Written request: Copy out each line containing "Control" from the entries below.

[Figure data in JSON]

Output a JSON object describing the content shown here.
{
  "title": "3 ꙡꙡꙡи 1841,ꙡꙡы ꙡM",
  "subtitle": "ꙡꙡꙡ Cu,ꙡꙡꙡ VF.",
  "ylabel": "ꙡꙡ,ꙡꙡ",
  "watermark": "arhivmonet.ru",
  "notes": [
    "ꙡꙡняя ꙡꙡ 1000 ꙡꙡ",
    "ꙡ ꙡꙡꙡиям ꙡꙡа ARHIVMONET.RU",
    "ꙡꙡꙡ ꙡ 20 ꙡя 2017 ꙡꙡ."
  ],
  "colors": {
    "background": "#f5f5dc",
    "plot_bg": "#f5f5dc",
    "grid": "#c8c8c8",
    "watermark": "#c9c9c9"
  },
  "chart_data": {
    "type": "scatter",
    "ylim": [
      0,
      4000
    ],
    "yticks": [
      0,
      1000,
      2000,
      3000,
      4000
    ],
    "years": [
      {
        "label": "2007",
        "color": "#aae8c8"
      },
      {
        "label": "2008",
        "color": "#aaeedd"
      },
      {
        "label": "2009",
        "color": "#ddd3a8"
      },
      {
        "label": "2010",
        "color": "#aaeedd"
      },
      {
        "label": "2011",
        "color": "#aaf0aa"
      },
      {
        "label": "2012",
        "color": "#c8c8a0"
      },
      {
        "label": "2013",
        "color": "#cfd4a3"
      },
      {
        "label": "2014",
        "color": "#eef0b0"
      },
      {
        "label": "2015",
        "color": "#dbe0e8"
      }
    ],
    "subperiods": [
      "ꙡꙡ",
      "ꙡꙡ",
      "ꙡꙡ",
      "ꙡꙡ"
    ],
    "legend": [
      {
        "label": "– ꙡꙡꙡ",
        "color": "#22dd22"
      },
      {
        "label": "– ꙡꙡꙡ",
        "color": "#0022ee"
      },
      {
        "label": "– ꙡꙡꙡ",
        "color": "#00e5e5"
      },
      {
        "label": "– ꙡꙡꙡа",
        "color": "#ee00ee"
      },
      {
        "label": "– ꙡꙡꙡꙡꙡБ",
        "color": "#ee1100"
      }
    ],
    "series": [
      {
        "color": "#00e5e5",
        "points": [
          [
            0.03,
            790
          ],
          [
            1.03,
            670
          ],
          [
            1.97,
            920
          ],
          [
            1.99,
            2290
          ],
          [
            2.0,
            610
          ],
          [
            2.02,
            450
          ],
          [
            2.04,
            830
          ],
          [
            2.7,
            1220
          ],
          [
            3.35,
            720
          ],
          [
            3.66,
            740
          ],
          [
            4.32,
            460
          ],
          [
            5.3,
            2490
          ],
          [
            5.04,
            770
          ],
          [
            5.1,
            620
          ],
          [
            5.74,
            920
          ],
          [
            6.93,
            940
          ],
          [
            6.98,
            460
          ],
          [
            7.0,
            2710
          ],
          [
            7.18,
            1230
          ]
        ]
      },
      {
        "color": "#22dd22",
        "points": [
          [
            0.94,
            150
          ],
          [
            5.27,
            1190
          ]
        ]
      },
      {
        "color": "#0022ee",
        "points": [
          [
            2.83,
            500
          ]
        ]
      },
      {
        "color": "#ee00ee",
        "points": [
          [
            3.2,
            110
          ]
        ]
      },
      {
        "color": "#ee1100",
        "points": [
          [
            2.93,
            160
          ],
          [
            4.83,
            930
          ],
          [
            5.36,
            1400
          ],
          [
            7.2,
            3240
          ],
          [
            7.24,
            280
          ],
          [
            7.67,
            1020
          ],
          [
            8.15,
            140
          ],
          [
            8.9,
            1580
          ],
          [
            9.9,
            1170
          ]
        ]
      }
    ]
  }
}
* * *
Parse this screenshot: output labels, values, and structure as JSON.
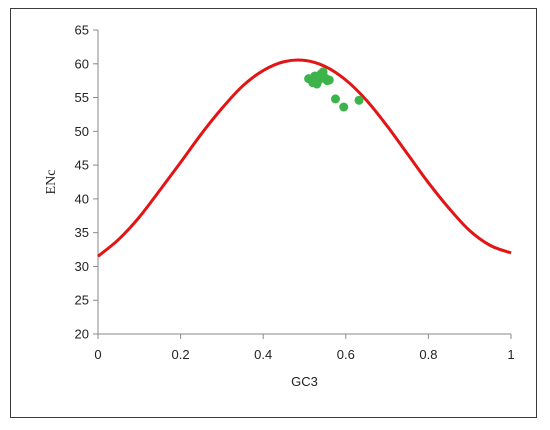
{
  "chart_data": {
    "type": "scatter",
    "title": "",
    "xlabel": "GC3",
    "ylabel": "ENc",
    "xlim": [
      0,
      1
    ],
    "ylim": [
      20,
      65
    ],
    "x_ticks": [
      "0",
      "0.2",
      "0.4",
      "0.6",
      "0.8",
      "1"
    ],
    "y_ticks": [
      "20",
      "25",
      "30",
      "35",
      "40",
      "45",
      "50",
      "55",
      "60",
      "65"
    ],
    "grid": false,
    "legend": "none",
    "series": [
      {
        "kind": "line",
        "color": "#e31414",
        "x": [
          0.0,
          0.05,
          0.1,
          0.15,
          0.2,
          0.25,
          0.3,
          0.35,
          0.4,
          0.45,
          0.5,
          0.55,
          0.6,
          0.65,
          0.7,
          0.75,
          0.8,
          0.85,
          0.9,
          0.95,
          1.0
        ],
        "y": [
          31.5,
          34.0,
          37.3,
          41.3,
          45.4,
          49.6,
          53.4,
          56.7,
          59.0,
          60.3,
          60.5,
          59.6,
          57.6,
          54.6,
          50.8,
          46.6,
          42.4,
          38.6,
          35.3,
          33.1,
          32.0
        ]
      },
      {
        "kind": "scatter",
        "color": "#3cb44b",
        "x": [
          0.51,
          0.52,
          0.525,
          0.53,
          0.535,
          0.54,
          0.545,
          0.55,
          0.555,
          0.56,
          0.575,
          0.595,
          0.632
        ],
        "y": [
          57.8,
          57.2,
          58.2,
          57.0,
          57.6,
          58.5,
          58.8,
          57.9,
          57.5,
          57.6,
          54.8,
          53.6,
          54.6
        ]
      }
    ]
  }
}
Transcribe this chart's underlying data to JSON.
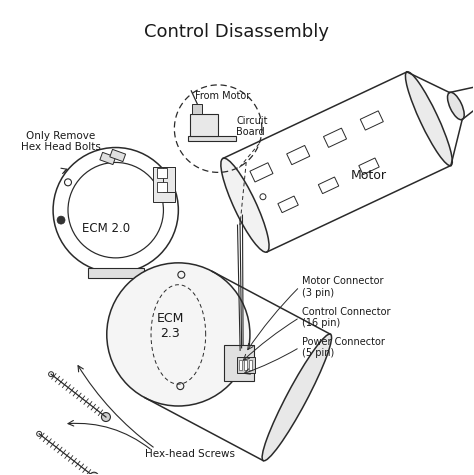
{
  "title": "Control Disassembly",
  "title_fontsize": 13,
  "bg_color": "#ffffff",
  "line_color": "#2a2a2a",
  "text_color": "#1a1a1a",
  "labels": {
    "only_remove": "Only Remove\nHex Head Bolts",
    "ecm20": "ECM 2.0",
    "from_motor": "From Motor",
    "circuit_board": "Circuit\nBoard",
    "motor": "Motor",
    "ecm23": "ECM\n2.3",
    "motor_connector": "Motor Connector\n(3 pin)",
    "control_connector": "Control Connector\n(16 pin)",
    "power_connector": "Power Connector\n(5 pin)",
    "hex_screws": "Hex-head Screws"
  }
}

Reply to the exercise:
  "title": "Control Disassembly",
    "control_connector": "Control Connector\n(16 pin)",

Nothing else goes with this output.